## WHAT TO WORK ON:
Each line of the data below containing "Windows" needs to be listed.

## RECORD EXTRACTS:

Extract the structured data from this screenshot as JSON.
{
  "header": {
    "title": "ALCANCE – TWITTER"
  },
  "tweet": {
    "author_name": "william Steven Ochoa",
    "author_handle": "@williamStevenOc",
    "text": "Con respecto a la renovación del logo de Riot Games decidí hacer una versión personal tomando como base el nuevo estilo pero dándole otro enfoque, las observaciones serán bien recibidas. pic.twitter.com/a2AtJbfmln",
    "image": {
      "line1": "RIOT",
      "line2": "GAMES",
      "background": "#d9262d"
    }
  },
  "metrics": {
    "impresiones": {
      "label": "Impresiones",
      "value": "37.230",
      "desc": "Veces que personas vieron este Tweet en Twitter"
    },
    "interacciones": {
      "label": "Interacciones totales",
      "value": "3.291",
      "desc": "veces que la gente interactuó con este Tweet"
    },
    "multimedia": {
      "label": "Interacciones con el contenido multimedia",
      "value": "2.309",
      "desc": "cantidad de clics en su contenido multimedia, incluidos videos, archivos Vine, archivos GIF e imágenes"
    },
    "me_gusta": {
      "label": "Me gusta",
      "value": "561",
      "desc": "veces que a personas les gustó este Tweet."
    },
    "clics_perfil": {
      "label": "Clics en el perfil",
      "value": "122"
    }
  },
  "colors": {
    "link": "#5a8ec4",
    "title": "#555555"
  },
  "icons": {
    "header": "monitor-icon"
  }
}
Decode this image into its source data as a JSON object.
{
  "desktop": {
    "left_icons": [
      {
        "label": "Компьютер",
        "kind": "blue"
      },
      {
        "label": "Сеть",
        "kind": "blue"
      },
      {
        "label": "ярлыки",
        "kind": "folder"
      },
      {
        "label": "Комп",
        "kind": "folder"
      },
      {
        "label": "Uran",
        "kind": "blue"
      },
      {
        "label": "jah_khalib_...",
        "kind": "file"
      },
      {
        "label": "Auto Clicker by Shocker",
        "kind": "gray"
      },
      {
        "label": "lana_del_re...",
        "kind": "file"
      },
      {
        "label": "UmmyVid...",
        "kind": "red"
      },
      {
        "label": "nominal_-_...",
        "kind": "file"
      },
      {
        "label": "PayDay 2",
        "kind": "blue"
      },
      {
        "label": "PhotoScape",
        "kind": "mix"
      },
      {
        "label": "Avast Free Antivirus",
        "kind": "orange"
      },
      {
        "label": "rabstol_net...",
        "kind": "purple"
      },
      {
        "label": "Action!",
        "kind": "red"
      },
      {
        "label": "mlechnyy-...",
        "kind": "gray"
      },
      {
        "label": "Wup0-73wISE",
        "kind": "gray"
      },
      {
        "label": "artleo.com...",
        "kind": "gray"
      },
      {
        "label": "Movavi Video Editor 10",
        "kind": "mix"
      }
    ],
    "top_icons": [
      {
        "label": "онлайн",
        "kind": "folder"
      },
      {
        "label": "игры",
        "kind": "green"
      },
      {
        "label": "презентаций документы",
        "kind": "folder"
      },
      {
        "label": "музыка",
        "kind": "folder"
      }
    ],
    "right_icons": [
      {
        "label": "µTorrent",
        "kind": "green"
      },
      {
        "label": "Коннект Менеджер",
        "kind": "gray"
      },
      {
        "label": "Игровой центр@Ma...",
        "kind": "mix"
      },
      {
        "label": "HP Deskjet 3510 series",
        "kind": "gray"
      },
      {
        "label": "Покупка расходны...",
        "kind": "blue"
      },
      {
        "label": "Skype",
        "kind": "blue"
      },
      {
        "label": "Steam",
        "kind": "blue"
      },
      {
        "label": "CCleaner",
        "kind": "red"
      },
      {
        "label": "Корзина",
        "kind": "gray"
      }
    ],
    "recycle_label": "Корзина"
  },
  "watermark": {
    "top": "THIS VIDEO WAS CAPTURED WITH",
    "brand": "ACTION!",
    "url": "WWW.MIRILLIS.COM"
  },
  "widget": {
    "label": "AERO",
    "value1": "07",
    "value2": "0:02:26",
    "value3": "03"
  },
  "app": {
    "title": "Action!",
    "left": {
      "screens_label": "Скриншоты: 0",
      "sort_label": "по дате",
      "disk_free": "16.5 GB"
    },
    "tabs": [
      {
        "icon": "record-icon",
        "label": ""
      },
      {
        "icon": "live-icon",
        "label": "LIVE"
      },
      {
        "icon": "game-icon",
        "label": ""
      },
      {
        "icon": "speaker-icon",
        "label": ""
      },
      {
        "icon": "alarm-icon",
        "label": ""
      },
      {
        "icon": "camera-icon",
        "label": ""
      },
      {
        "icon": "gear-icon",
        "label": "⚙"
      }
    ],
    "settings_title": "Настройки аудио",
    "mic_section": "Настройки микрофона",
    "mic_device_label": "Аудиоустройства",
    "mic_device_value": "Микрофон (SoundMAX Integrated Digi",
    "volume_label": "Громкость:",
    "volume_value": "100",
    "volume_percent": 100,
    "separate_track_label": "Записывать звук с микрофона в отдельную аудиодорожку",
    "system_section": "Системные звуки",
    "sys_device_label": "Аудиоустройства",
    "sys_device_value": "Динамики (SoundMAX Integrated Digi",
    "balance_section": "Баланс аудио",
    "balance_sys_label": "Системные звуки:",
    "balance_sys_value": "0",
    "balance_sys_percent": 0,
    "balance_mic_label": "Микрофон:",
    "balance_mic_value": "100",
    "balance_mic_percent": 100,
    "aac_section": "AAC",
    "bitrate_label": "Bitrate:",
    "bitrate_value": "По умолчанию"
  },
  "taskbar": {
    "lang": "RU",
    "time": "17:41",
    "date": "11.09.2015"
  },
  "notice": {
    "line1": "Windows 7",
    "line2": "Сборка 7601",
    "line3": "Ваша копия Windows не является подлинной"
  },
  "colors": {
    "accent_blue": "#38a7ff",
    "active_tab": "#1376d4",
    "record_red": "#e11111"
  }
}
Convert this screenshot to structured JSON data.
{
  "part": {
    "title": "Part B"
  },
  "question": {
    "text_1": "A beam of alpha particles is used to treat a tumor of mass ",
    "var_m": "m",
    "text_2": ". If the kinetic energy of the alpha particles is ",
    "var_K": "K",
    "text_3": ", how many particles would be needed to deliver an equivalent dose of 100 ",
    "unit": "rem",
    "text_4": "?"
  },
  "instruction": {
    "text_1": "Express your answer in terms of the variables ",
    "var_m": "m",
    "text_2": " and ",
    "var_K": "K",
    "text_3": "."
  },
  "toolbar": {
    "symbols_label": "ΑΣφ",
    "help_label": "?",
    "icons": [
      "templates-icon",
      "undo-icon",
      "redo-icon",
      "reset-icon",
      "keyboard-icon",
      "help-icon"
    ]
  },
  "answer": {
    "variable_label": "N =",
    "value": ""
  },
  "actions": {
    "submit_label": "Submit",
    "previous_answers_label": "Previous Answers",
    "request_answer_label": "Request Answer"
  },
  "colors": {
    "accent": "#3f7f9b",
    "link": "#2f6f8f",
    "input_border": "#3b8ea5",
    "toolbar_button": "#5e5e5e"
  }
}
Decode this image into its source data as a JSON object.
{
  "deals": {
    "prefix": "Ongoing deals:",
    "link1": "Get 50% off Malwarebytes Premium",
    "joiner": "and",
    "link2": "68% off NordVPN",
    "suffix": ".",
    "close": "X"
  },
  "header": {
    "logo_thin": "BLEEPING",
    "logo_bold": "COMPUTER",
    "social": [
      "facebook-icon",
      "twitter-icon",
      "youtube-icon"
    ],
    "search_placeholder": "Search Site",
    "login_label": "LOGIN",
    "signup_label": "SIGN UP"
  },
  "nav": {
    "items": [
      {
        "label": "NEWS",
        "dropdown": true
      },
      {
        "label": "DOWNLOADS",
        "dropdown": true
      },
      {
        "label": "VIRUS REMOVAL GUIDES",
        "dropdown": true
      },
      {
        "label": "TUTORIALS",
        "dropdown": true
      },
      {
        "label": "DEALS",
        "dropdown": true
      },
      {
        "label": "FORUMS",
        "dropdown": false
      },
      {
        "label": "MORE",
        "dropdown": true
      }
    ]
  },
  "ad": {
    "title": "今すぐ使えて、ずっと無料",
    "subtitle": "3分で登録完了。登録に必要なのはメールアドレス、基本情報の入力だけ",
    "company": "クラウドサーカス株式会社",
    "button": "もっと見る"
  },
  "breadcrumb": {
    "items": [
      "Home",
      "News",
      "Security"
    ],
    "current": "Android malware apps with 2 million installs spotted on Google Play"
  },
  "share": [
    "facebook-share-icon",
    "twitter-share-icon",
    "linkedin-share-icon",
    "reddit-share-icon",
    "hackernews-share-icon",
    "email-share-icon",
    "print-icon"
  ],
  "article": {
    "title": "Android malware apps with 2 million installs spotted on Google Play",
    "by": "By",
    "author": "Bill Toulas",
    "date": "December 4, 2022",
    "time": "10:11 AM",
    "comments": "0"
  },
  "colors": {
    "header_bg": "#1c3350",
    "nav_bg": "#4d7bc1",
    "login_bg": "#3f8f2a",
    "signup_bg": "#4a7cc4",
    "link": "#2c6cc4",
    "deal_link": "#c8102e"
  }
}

## SOLVED PROBLEM:
    "line1": "Windows 7",
    "line3": "Ваша копия Windows не является подлинной"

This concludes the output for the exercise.